- TO BE DONE -
Skip the images and copy each record exactly as written.

- EXCERPTED RECORDS -
________________________________________

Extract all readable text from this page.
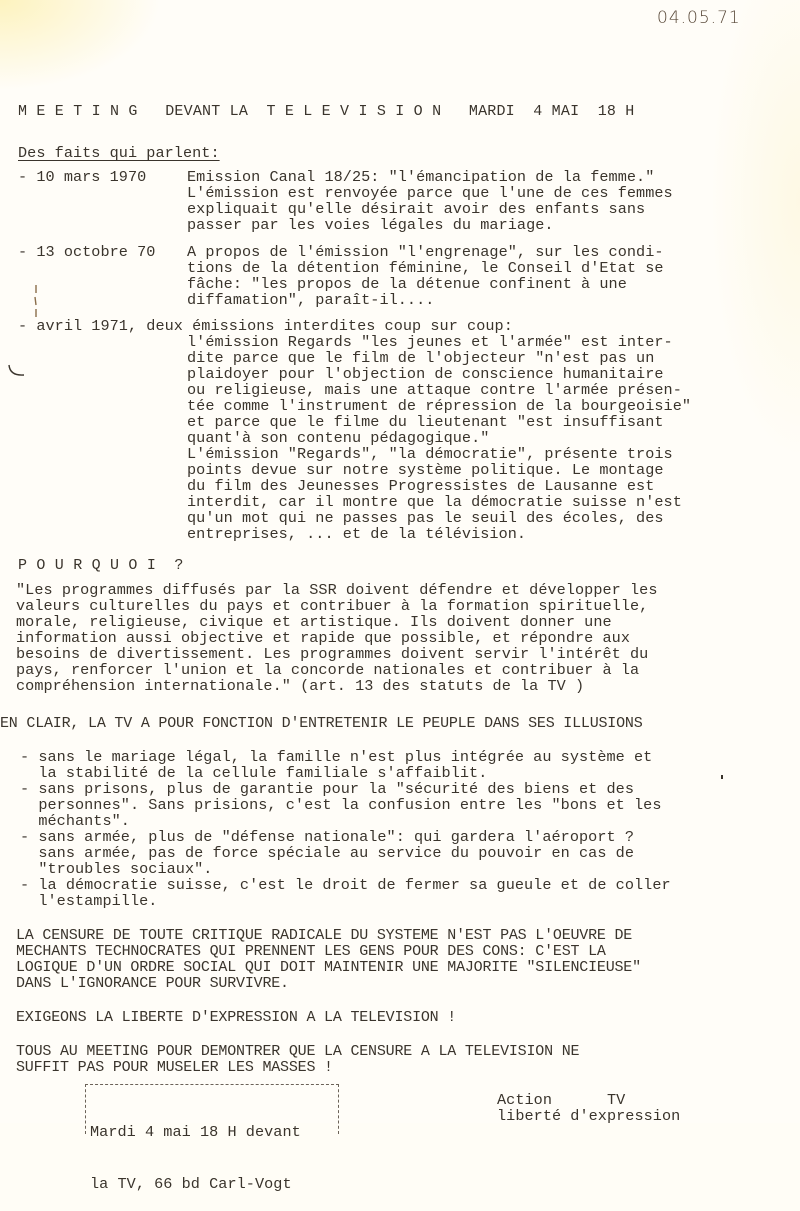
04.05.71
M E E T I N G   DEVANT LA  T E L E V I S I O N   MARDI  4 MAI  18 H
Des faits qui parlent:
- 10 mars 1970	Emission Canal 18/25: "l'émancipation de la femme."
L'émission est renvoyée parce que l'une de ces femmes
expliquait qu'elle désirait avoir des enfants sans
passer par les voies légales du mariage.
- 13 octobre 70 A propos de l'émission "l'engrenage", sur les condi-
tions de la détention féminine, le Conseil d'Etat se
fâche: "les propos de la détenue confinent à une
diffamation", paraît-il....
- avril 1971, deux émissions interdites coup sur coup:
l'émission Regards "les jeunes et l'armée" est inter-
dite parce que le film de l'objecteur "n'est pas un
plaidoyer pour l'objection de conscience humanitaire
ou religieuse, mais une attaque contre l'armée présen-
tée comme l'instrument de répression de la bourgeoisie"
et parce que le filme du lieutenant "est insuffisant
quant'à son contenu pédagogique."
L'émission "Regards", "la démocratie", présente trois
points devue sur notre système politique. Le montage
du film des Jeunesses Progressistes de Lausanne est
interdit, car il montre que la démocratie suisse n'est
qu'un mot qui ne passes pas le seuil des écoles, des
entreprises, ... et de la télévision.
P O U R Q U O I  ?
"Les programmes diffusés par la SSR doivent défendre et développer les
valeurs culturelles du pays et contribuer à la formation spirituelle,
morale, religieuse, civique et artistique. Ils doivent donner une
information aussi objective et rapide que possible, et répondre aux
besoins de divertissement. Les programmes doivent servir l'intérêt du
pays, renforcer l'union et la concorde nationales et contribuer à la
compréhension internationale." (art. 13 des statuts de la TV )
EN CLAIR, LA TV A POUR FONCTION D'ENTRETENIR LE PEUPLE DANS SES ILLUSIONS
- sans le mariage légal, la famille n'est plus intégrée au système et
la stabilité de la cellule familiale s'affaiblit.
- sans prisons, plus de garantie pour la "sécurité des biens et des
personnes". Sans prisions, c'est la confusion entre les "bons et les
méchants".
- sans armée, plus de "défense nationale": qui gardera l'aéroport ?
sans armée, pas de force spéciale au service du pouvoir en cas de
"troubles sociaux".
- la démocratie suisse, c'est le droit de fermer sa gueule et de coller
l'estampille.
LA CENSURE DE TOUTE CRITIQUE RADICALE DU SYSTEME N'EST PAS L'OEUVRE DE
MECHANTS TECHNOCRATES QUI PRENNENT LES GENS POUR DES CONS: C'EST LA
LOGIQUE D'UN ORDRE SOCIAL QUI DOIT MAINTENIR UNE MAJORITE "SILENCIEUSE"
DANS L'IGNORANCE POUR SURVIVRE.
EXIGEONS LA LIBERTE D'EXPRESSION A LA TELEVISION !
TOUS AU MEETING POUR DEMONTRER QUE LA CENSURE A LA TELEVISION NE
SUFFIT PAS POUR MUSELER LES MASSES !

Mardi 4 mai 18 H devant

la TV, 66 bd Carl-Vogt

Action      TV
liberté d'expression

________________________________________

- WORKED SOLUTION -
Extract all readable text from this page.
04.05.71
M E E T I N G   DEVANT LA  T E L E V I S I O N   MARDI  4 MAI  18 H
Des faits qui parlent:
- 10 mars 1970	Emission Canal 18/25: "l'émancipation de la femme."
L'émission est renvoyée parce que l'une de ces femmes
expliquait qu'elle désirait avoir des enfants sans
passer par les voies légales du mariage.
- 13 octobre 70 A propos de l'émission "l'engrenage", sur les condi-
tions de la détention féminine, le Conseil d'Etat se
fâche: "les propos de la détenue confinent à une
diffamation", paraît-il....
- avril 1971, deux émissions interdites coup sur coup:
l'émission Regards "les jeunes et l'armée" est inter-
dite parce que le film de l'objecteur "n'est pas un
plaidoyer pour l'objection de conscience humanitaire
ou religieuse, mais une attaque contre l'armée présen-
tée comme l'instrument de répression de la bourgeoisie"
et parce que le filme du lieutenant "est insuffisant
quant'à son contenu pédagogique."
L'émission "Regards", "la démocratie", présente trois
points devue sur notre système politique. Le montage
du film des Jeunesses Progressistes de Lausanne est
interdit, car il montre que la démocratie suisse n'est
qu'un mot qui ne passes pas le seuil des écoles, des
entreprises, ... et de la télévision.
P O U R Q U O I  ?
"Les programmes diffusés par la SSR doivent défendre et développer les
valeurs culturelles du pays et contribuer à la formation spirituelle,
morale, religieuse, civique et artistique. Ils doivent donner une
information aussi objective et rapide que possible, et répondre aux
besoins de divertissement. Les programmes doivent servir l'intérêt du
pays, renforcer l'union et la concorde nationales et contribuer à la
compréhension internationale." (art. 13 des statuts de la TV )
EN CLAIR, LA TV A POUR FONCTION D'ENTRETENIR LE PEUPLE DANS SES ILLUSIONS
- sans le mariage légal, la famille n'est plus intégrée au système et
la stabilité de la cellule familiale s'affaiblit.
- sans prisons, plus de garantie pour la "sécurité des biens et des
personnes". Sans prisions, c'est la confusion entre les "bons et les
méchants".
- sans armée, plus de "défense nationale": qui gardera l'aéroport ?
sans armée, pas de force spéciale au service du pouvoir en cas de
"troubles sociaux".
- la démocratie suisse, c'est le droit de fermer sa gueule et de coller
l'estampille.
LA CENSURE DE TOUTE CRITIQUE RADICALE DU SYSTEME N'EST PAS L'OEUVRE DE
MECHANTS TECHNOCRATES QUI PRENNENT LES GENS POUR DES CONS: C'EST LA
LOGIQUE D'UN ORDRE SOCIAL QUI DOIT MAINTENIR UNE MAJORITE "SILENCIEUSE"
DANS L'IGNORANCE POUR SURVIVRE.
EXIGEONS LA LIBERTE D'EXPRESSION A LA TELEVISION !
TOUS AU MEETING POUR DEMONTRER QUE LA CENSURE A LA TELEVISION NE
SUFFIT PAS POUR MUSELER LES MASSES !

Mardi 4 mai 18 H devant

la TV, 66 bd Carl-Vogt

Action      TV
liberté d'expression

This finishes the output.